**Goal:** Isolate every line in the records below with "但取精铁" in it.

**Data rows:**
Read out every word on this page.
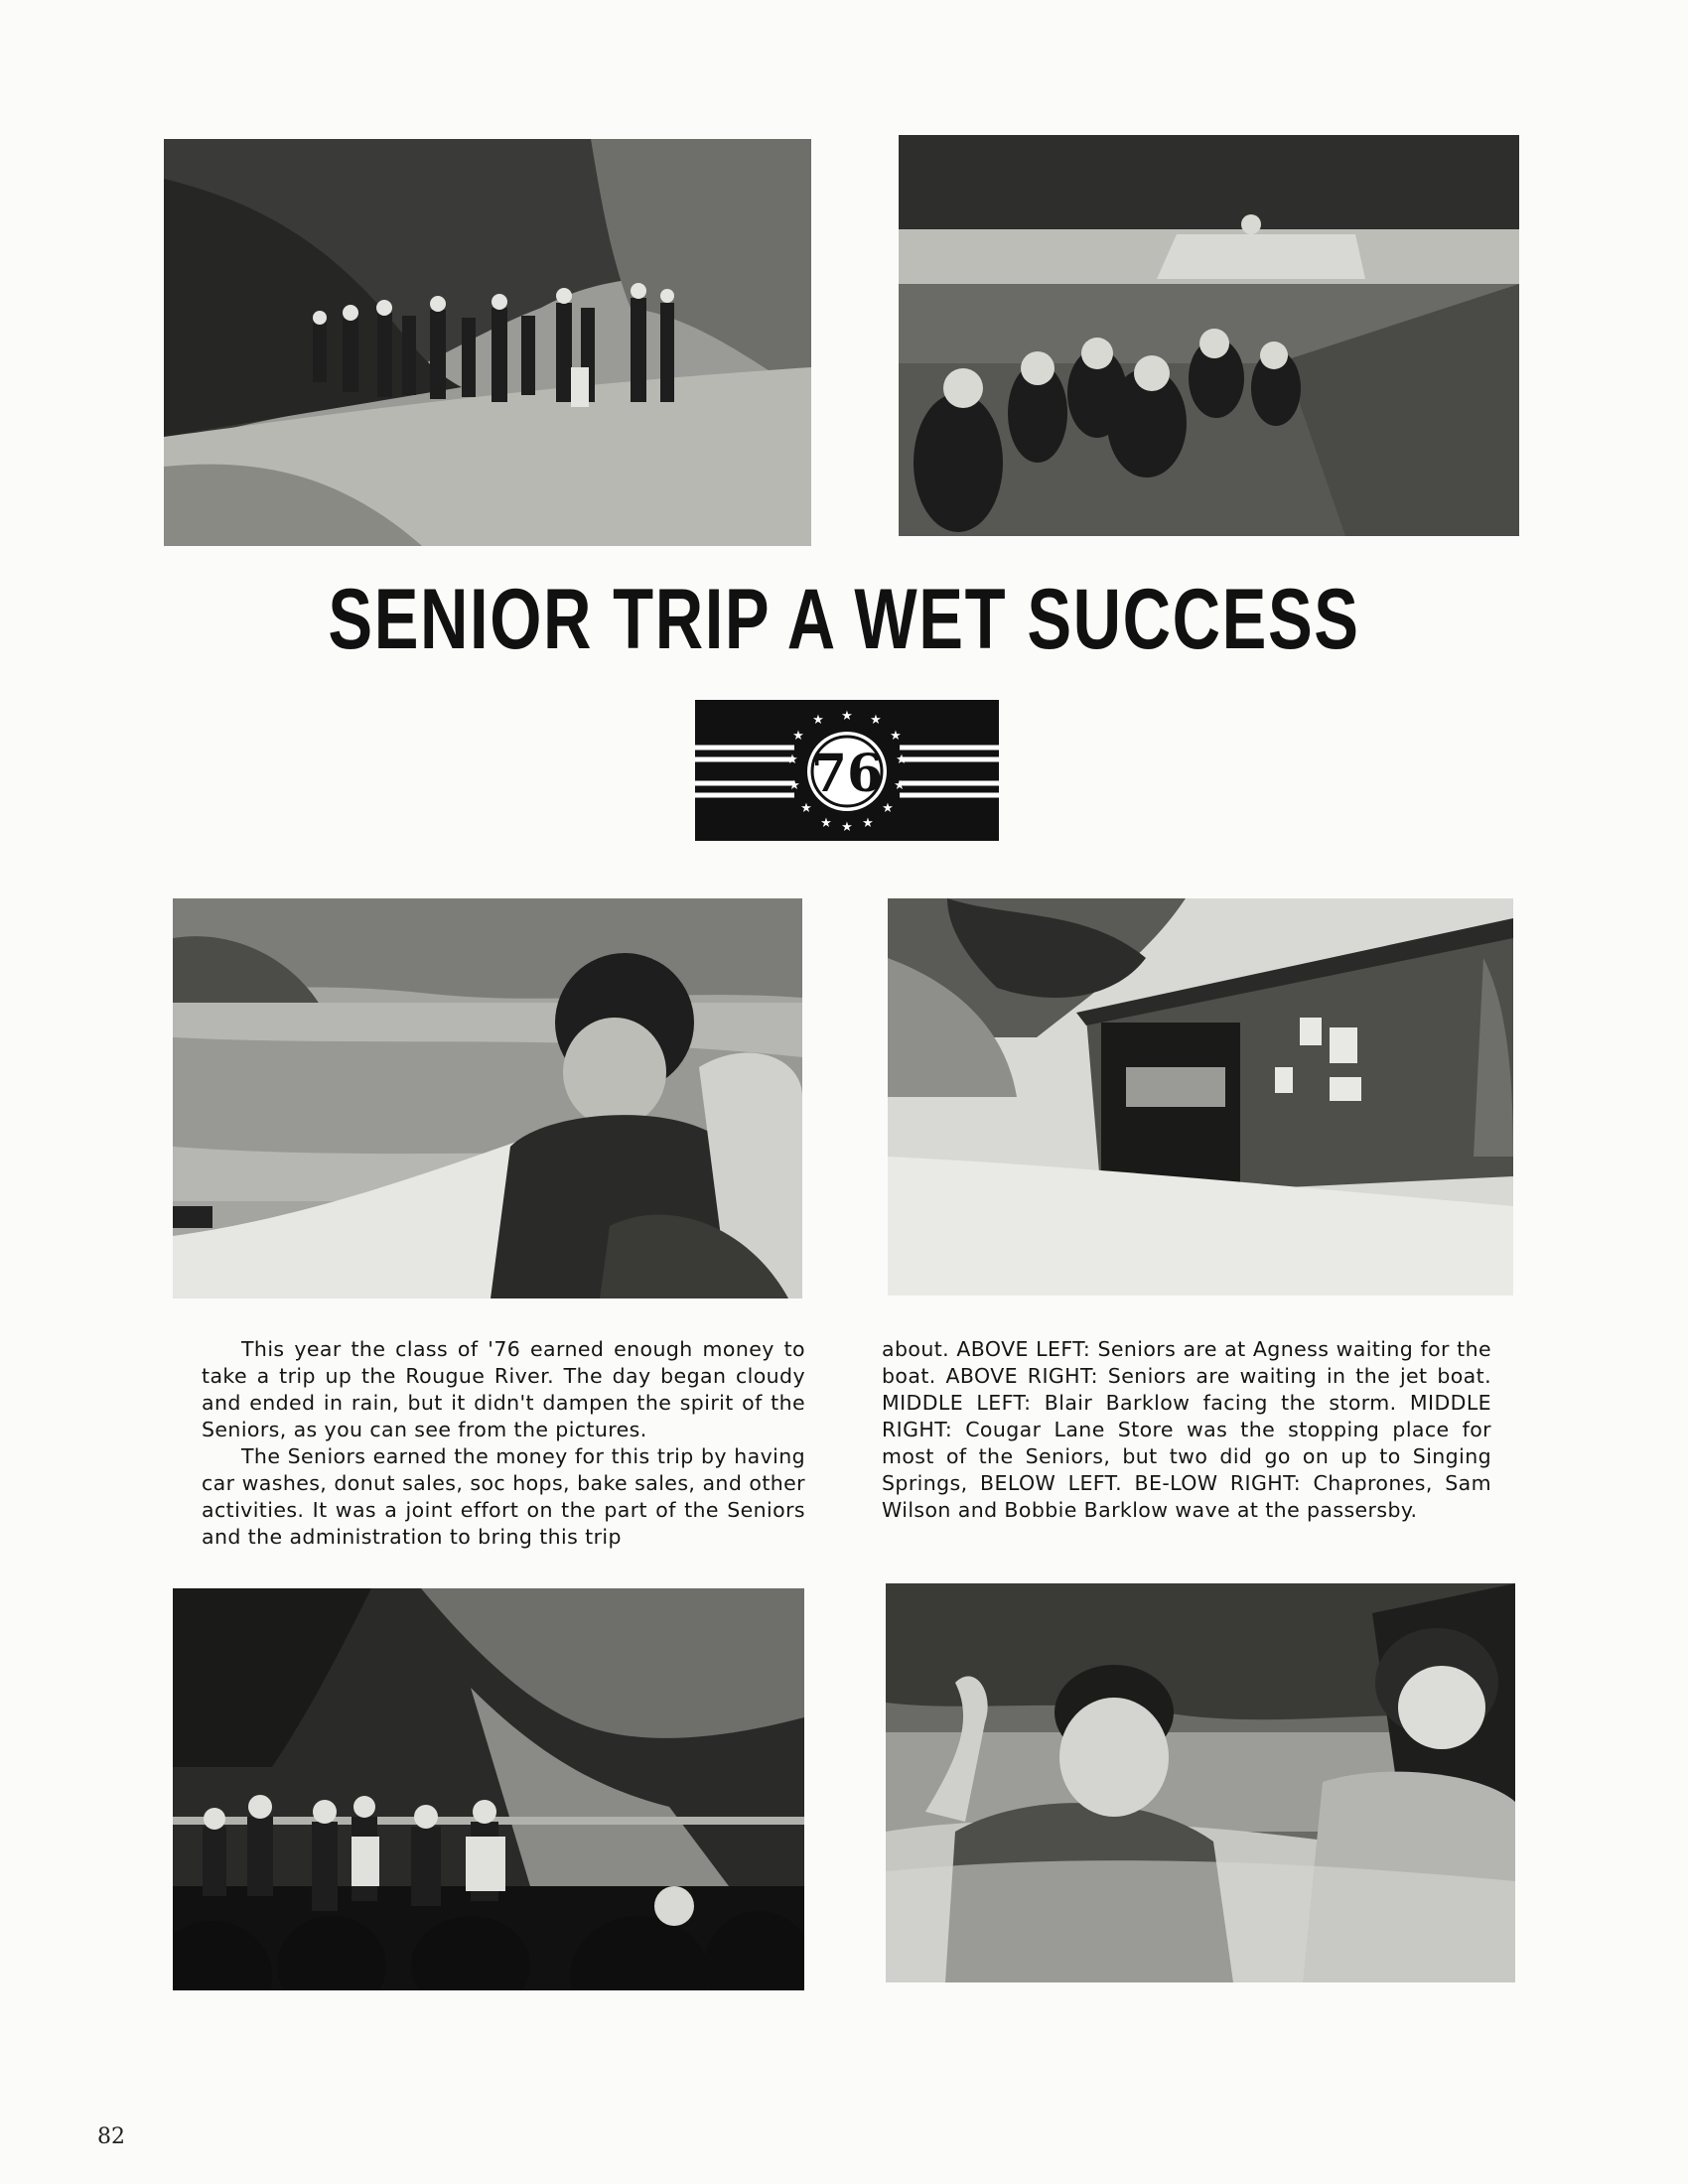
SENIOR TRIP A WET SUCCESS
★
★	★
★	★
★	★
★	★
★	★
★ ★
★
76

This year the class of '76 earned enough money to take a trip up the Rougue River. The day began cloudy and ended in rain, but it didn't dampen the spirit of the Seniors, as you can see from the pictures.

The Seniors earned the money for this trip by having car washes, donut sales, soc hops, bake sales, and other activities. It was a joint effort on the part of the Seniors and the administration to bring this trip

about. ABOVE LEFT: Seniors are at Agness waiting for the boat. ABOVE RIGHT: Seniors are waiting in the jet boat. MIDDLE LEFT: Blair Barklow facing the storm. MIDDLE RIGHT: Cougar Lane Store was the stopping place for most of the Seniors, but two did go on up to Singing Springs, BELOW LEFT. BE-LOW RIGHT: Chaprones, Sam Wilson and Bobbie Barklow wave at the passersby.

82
==
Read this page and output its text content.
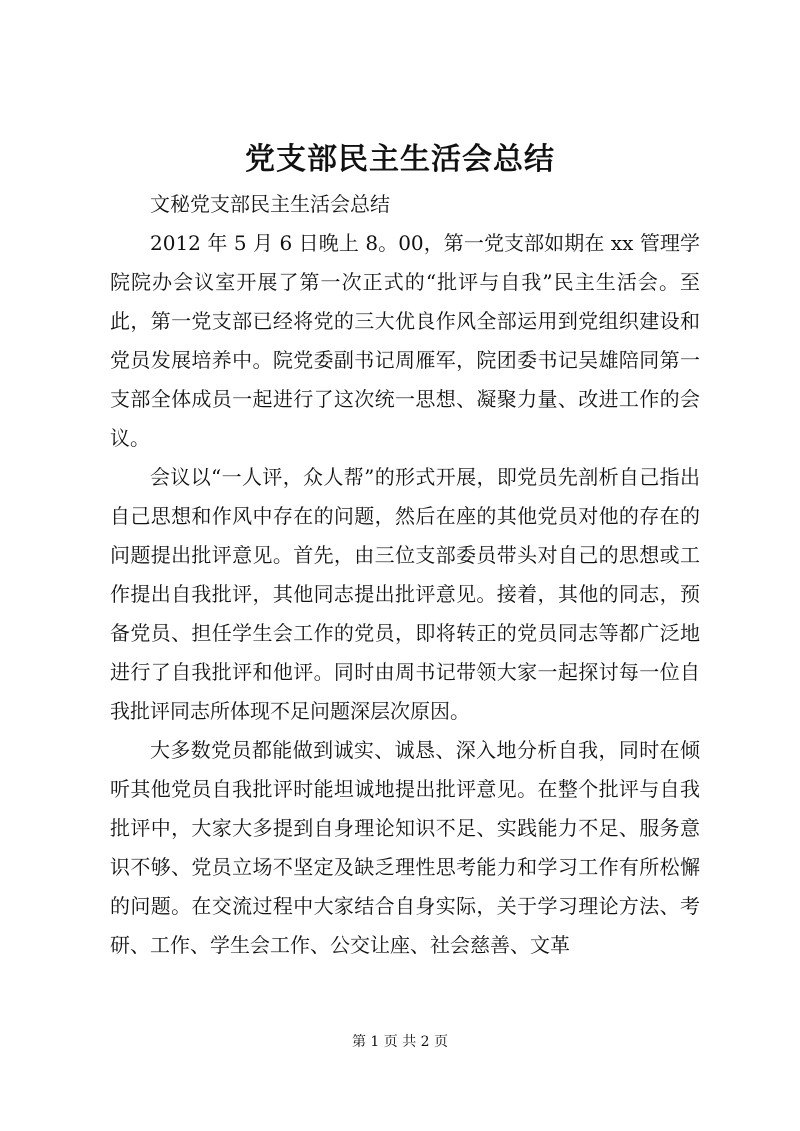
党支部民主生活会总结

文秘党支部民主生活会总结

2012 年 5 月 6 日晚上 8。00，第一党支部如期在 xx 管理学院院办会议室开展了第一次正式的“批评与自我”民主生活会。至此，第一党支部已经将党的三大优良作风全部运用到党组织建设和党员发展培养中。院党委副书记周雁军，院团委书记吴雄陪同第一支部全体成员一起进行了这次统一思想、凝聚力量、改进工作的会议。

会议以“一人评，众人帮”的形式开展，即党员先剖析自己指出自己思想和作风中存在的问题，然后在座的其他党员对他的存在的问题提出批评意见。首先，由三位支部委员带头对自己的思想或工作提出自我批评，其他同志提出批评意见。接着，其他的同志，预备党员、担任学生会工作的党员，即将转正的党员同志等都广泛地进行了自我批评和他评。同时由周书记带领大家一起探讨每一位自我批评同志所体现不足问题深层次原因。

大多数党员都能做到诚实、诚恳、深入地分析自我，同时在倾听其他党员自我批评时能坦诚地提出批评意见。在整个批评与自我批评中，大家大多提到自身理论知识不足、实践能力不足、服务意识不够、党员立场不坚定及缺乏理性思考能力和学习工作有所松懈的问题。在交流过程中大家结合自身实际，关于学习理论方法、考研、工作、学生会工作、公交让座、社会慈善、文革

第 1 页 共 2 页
--
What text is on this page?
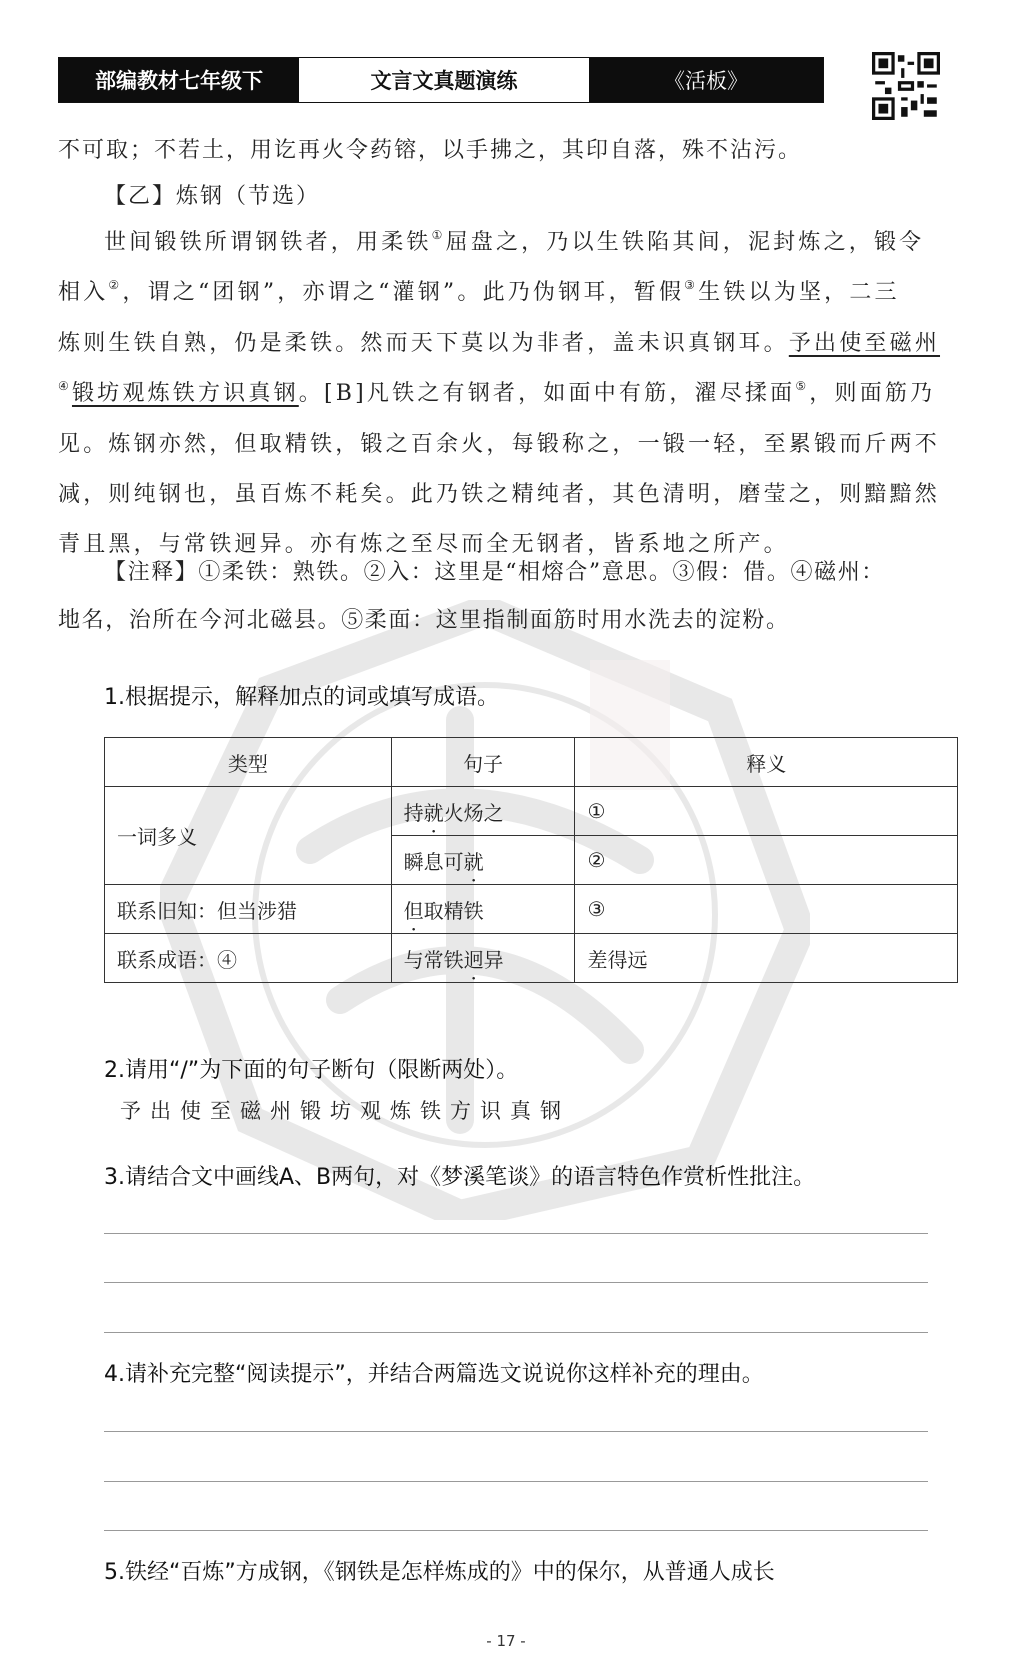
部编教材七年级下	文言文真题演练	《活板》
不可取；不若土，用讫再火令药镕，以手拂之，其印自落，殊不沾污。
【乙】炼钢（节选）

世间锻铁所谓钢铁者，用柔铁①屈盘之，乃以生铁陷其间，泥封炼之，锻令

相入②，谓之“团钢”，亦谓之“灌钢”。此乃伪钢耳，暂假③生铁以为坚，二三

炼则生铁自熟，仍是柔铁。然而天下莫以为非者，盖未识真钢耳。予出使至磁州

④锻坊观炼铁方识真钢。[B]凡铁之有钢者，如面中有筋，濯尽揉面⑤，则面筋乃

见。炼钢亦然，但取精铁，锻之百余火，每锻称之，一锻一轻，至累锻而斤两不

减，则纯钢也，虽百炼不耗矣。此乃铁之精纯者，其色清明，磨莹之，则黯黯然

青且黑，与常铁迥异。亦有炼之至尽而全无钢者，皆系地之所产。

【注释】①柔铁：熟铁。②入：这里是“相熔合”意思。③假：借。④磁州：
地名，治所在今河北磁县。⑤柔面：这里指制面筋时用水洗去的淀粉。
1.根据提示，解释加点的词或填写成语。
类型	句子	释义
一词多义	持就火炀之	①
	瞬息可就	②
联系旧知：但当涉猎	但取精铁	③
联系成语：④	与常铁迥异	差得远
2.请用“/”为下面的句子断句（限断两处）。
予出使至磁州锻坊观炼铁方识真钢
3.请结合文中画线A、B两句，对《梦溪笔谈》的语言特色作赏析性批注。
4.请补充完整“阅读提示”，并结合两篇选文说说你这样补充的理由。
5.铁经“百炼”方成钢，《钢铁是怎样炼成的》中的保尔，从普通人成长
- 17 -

**Correct answer:**
见。炼钢亦然，但取精铁，锻之百余火，每锻称之，一锻一轻，至累锻而斤两不
联系旧知：但当涉猎	但取精铁	③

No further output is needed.